## Instruction
Lift out all lines below that contain "JSON".

Data items:
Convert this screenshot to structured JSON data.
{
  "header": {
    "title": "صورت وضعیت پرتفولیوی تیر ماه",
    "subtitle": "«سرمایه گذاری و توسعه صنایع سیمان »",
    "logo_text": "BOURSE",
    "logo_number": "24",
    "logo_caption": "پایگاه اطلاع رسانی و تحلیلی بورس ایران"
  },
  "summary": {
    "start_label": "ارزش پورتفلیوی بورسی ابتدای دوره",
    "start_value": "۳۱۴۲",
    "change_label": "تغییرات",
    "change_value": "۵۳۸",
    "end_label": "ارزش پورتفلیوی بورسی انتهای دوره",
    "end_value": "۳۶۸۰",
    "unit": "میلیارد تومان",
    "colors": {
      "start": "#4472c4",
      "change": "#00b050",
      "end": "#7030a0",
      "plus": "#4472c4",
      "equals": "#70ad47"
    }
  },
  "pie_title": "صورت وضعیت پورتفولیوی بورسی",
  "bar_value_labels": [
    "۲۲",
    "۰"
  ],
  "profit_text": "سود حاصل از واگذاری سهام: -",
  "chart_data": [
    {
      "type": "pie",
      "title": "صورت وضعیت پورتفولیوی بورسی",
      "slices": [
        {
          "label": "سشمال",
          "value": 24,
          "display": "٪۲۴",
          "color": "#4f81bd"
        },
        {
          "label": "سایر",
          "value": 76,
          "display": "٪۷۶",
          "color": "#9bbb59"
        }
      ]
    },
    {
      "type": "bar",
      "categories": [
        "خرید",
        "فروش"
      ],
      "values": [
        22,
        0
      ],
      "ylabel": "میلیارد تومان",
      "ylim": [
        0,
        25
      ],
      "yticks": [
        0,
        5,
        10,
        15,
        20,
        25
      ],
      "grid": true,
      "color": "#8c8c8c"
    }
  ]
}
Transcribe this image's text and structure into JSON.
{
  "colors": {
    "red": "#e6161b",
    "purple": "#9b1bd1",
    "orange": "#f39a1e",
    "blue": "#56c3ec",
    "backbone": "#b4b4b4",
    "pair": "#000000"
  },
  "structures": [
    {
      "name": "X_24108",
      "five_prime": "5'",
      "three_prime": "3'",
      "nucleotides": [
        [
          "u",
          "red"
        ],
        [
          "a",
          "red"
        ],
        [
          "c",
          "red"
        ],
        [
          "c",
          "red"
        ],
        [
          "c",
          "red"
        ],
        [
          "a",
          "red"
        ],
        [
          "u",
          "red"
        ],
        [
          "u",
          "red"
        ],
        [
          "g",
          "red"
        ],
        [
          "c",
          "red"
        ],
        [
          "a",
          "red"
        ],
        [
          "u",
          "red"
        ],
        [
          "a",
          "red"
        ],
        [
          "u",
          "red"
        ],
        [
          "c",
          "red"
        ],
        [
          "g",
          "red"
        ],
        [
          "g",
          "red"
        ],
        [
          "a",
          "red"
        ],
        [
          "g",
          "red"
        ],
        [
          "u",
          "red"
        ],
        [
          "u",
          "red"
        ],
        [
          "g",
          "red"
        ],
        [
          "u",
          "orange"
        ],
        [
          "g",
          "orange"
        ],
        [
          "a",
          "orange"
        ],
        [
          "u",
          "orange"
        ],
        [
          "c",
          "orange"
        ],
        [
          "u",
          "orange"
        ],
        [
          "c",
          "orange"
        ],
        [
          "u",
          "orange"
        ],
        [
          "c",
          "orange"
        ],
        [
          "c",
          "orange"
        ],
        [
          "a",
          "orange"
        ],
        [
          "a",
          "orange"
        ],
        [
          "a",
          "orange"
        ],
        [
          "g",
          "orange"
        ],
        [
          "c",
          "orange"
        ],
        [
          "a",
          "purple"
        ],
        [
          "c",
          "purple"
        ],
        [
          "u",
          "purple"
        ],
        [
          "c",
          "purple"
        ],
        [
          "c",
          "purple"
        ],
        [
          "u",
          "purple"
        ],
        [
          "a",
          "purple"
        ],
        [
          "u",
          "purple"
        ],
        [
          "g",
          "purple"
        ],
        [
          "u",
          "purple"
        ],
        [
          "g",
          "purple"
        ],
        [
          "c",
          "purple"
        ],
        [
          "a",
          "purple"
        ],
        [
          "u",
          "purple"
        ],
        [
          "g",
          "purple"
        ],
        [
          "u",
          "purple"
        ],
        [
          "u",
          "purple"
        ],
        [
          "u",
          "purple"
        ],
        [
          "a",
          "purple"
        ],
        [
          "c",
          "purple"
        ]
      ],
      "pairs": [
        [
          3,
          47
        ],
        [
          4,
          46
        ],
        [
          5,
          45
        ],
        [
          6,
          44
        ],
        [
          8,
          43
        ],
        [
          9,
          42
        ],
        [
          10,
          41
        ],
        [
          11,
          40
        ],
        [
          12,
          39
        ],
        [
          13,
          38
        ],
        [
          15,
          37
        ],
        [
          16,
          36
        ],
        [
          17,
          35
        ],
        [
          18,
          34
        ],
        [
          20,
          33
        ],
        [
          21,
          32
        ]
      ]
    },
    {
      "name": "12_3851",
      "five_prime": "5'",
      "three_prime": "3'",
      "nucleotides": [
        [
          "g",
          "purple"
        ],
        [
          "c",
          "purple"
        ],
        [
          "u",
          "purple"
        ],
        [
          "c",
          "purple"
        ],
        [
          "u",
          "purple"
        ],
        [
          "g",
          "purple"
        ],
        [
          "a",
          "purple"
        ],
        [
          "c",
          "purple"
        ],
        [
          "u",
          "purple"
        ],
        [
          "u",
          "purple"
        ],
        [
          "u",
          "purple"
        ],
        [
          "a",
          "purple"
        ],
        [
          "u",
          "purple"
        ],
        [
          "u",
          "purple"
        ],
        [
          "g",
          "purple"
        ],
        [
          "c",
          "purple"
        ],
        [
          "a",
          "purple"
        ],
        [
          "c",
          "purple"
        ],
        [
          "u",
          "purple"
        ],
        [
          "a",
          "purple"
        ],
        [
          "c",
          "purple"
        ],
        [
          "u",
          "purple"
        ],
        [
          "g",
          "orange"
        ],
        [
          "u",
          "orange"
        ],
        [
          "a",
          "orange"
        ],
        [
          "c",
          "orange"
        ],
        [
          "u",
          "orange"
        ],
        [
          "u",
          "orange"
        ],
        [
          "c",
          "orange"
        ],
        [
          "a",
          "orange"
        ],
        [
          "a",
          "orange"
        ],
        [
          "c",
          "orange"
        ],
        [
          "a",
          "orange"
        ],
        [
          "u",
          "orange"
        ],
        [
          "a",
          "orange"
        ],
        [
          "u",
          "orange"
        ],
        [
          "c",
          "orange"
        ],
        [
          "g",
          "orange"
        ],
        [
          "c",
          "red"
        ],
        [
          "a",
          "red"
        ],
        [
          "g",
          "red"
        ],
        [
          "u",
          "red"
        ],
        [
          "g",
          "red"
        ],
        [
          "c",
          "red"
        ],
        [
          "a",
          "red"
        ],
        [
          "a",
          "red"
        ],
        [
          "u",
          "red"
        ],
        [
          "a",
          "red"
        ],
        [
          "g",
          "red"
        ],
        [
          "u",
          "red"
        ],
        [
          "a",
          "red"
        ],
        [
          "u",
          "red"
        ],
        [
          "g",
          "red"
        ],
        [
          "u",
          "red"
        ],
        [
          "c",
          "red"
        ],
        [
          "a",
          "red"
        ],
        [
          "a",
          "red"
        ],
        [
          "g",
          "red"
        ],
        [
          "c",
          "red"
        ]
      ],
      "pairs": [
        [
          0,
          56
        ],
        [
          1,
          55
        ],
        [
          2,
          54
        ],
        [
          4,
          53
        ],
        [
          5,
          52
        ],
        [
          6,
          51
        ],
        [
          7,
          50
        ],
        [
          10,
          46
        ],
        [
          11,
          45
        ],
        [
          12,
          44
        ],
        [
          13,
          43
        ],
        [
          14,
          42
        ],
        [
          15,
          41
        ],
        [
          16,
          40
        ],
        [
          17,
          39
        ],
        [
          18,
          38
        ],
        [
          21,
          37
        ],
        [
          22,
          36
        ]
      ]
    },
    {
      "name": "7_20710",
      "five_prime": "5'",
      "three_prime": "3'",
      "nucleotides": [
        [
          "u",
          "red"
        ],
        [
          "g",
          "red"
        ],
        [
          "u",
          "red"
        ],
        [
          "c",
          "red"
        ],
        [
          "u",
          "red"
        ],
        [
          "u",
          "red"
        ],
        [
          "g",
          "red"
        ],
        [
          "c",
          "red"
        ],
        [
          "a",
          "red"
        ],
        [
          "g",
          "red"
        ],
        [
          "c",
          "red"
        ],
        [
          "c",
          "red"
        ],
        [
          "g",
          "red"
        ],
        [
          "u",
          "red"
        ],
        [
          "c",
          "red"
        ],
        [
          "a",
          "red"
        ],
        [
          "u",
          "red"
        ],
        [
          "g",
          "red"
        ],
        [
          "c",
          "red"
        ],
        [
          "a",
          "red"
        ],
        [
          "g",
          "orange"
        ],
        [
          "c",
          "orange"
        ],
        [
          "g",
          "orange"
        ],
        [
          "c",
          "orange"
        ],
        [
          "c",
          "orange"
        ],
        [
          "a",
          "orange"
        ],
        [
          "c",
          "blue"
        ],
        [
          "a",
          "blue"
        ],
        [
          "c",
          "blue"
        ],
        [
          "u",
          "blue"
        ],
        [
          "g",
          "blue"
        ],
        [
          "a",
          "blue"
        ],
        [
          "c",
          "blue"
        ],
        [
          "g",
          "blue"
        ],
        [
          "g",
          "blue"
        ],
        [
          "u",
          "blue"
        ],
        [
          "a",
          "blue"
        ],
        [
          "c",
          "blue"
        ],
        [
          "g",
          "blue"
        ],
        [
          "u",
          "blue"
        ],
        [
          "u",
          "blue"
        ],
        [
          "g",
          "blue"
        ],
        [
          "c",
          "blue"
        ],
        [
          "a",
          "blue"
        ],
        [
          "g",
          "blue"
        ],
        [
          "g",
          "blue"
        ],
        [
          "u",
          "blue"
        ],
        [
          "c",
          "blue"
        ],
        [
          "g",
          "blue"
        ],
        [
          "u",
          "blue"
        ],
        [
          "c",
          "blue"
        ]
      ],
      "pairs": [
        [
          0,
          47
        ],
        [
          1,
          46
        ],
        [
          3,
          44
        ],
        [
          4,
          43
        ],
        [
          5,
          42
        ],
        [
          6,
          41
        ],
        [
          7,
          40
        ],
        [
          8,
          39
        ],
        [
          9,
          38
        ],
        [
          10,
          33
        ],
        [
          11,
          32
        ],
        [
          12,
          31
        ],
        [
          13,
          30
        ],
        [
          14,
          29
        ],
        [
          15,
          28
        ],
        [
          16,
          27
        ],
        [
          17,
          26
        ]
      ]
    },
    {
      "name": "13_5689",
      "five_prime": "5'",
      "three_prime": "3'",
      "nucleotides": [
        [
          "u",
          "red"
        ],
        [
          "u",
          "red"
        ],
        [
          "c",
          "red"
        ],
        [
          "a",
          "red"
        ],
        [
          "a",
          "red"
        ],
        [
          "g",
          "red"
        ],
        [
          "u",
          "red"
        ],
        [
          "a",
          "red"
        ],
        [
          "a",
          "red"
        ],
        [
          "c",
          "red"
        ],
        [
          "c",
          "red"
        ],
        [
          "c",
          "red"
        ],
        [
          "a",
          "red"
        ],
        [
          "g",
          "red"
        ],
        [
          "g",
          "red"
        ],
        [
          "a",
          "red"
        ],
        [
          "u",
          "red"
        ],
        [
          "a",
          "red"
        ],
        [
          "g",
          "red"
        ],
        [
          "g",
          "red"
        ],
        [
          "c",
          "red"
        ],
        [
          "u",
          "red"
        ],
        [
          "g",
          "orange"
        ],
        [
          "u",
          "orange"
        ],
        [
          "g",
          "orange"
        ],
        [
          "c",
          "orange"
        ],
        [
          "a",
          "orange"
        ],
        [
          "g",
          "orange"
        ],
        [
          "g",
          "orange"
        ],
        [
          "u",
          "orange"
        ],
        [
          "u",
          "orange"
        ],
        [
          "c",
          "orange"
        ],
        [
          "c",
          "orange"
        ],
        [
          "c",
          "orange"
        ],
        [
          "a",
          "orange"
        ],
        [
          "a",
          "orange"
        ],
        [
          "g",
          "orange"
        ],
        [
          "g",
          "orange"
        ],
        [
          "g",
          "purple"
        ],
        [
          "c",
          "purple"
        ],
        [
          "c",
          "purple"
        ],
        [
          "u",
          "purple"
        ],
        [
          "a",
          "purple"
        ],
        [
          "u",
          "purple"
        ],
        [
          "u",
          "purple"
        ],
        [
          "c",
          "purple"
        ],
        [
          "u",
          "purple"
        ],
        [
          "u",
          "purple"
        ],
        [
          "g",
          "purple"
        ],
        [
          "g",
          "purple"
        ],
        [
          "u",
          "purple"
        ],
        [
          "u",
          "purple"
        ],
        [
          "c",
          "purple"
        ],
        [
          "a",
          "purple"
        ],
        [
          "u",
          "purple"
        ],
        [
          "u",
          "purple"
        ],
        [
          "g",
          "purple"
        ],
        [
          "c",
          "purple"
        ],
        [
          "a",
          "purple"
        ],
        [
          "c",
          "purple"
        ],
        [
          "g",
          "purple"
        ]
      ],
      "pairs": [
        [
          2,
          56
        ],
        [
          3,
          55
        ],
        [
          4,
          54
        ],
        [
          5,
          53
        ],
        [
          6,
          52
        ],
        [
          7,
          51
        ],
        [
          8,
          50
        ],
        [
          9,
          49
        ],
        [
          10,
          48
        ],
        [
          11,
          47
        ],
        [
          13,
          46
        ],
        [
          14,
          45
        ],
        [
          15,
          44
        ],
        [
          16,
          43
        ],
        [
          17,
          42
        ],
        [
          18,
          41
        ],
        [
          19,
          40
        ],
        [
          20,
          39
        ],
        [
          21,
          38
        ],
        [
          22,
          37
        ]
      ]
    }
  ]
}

## Full output
Convert this screenshot to structured JSON data.
Transcribe this image's text and structure into JSON.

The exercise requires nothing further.